START DATA FOR THIS TASK

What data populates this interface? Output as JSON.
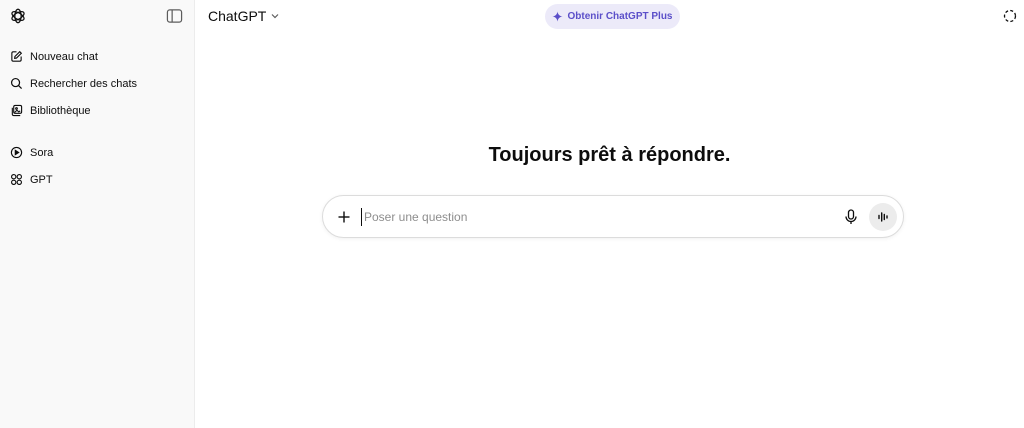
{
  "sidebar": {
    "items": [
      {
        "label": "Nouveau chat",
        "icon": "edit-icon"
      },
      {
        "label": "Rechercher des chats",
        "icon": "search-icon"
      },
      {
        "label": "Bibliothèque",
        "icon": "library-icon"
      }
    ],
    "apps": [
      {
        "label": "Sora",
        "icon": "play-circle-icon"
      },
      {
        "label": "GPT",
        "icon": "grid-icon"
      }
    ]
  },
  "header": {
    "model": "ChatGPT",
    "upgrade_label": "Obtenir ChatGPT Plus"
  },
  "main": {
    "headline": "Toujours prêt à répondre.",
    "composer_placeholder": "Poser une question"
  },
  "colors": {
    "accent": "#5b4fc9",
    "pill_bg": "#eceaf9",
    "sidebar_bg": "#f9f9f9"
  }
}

END DATA FOR THIS TASK

▶ THE REQUEST: Your copy should match the entries exactly, minus the pictures.

▶ REPLY:
What data populates this interface? Output as JSON.
{
  "sidebar": {
    "items": [
      {
        "label": "Nouveau chat",
        "icon": "edit-icon"
      },
      {
        "label": "Rechercher des chats",
        "icon": "search-icon"
      },
      {
        "label": "Bibliothèque",
        "icon": "library-icon"
      }
    ],
    "apps": [
      {
        "label": "Sora",
        "icon": "play-circle-icon"
      },
      {
        "label": "GPT",
        "icon": "grid-icon"
      }
    ]
  },
  "header": {
    "model": "ChatGPT",
    "upgrade_label": "Obtenir ChatGPT Plus"
  },
  "main": {
    "headline": "Toujours prêt à répondre.",
    "composer_placeholder": "Poser une question"
  },
  "colors": {
    "accent": "#5b4fc9",
    "pill_bg": "#eceaf9",
    "sidebar_bg": "#f9f9f9"
  }
}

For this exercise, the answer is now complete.